• Extracted records:

_____

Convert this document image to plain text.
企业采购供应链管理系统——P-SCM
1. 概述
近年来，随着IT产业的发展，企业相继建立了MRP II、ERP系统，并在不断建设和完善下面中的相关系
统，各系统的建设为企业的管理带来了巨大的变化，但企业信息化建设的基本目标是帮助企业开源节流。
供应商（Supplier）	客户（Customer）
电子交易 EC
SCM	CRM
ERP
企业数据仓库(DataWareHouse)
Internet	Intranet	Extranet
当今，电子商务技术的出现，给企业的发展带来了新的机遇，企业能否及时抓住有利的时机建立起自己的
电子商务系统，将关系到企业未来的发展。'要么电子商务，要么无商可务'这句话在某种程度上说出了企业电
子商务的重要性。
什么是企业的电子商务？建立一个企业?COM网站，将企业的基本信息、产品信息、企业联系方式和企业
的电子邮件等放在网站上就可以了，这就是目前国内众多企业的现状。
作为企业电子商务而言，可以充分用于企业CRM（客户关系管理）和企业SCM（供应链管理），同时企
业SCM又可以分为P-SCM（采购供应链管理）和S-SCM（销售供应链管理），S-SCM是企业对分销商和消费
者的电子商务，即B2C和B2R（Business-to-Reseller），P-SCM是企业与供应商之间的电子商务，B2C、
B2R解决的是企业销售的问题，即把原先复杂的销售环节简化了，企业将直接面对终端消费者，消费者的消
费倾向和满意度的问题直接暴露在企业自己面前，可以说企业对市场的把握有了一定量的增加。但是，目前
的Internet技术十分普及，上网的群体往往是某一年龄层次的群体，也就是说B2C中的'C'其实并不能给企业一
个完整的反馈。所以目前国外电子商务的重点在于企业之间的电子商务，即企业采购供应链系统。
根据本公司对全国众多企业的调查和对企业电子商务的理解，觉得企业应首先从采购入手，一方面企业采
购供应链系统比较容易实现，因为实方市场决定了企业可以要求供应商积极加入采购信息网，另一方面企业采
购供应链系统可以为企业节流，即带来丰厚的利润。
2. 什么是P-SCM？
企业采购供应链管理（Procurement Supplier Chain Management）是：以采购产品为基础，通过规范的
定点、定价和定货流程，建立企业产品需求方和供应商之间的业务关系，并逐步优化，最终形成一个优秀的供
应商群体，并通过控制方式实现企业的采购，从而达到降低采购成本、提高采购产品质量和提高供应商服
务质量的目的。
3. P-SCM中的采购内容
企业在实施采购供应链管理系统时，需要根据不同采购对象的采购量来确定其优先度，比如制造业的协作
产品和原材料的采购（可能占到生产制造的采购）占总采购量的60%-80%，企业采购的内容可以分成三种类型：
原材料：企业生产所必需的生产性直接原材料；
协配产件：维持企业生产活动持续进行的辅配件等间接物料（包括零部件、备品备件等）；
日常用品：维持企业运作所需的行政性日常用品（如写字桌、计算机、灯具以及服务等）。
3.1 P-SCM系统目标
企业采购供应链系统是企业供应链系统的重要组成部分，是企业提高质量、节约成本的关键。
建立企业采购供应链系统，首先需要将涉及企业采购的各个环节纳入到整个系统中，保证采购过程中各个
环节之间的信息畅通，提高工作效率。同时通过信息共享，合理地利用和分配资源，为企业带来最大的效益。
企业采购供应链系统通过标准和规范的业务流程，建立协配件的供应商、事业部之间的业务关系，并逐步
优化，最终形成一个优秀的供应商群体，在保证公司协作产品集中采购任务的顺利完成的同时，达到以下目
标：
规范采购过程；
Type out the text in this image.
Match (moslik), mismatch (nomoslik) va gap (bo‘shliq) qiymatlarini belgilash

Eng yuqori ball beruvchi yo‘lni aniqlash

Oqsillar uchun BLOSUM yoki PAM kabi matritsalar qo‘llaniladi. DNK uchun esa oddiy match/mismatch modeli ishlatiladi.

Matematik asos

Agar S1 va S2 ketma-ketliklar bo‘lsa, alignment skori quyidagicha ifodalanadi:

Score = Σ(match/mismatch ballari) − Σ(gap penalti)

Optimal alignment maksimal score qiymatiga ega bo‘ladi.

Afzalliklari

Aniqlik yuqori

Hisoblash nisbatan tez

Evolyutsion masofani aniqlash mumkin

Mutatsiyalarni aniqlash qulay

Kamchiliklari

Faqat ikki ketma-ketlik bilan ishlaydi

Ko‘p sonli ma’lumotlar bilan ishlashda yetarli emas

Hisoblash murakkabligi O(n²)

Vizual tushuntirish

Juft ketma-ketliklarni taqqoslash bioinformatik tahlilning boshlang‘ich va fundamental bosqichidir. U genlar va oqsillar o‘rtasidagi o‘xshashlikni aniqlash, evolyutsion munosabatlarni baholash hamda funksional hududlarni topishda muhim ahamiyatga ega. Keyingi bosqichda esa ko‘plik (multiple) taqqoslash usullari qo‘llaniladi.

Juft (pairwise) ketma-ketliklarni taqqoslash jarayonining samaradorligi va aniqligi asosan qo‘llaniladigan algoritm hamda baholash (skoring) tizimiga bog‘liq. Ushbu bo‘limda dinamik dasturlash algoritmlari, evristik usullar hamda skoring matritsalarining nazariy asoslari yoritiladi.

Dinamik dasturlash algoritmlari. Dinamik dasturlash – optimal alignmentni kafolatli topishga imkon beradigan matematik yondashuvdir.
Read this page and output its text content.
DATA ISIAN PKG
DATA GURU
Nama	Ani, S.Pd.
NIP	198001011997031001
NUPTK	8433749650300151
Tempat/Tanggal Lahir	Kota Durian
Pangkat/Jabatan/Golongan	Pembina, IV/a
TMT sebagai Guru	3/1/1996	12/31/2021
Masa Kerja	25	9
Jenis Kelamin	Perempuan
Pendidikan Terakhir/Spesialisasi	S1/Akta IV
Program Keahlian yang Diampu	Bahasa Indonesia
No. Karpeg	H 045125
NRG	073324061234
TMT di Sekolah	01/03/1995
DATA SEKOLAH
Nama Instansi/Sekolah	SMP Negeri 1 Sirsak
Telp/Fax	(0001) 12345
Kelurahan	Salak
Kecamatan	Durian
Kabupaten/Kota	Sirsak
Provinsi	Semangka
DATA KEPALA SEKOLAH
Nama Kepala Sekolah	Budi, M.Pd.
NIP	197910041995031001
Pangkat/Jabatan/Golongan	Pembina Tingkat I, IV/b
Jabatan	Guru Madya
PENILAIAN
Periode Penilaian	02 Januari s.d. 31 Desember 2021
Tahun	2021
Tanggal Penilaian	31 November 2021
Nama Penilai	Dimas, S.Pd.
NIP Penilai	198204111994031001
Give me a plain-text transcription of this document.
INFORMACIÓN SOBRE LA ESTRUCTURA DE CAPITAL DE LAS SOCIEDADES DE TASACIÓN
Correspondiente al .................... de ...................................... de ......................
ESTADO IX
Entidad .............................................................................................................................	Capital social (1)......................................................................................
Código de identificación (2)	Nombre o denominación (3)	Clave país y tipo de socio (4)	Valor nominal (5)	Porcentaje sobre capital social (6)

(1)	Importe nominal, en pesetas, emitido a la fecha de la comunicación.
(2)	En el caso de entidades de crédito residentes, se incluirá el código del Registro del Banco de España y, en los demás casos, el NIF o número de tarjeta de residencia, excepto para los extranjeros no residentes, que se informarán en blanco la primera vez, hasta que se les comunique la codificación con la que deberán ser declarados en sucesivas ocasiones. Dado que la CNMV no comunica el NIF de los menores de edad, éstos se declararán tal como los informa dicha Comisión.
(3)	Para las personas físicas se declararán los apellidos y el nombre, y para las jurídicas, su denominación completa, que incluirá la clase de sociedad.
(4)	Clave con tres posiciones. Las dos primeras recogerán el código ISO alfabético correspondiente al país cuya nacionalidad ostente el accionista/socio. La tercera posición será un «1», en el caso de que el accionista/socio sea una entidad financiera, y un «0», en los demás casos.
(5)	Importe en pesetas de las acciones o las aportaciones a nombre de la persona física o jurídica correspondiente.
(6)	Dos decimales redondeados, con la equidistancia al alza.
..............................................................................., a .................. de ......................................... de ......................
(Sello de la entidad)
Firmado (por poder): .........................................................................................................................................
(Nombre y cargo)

_____

• Directive:
Copy every line of the records above that holds the word "mismatch".

• Reply to the task:
Match (moslik), mismatch (nomoslik) va gap (bo‘shliq) qiymatlarini belgilash
Oqsillar uchun BLOSUM yoki PAM kabi matritsalar qo‘llaniladi. DNK uchun esa oddiy match/mismatch modeli ishlatiladi.
Score = Σ(match/mismatch ballari) − Σ(gap penalti)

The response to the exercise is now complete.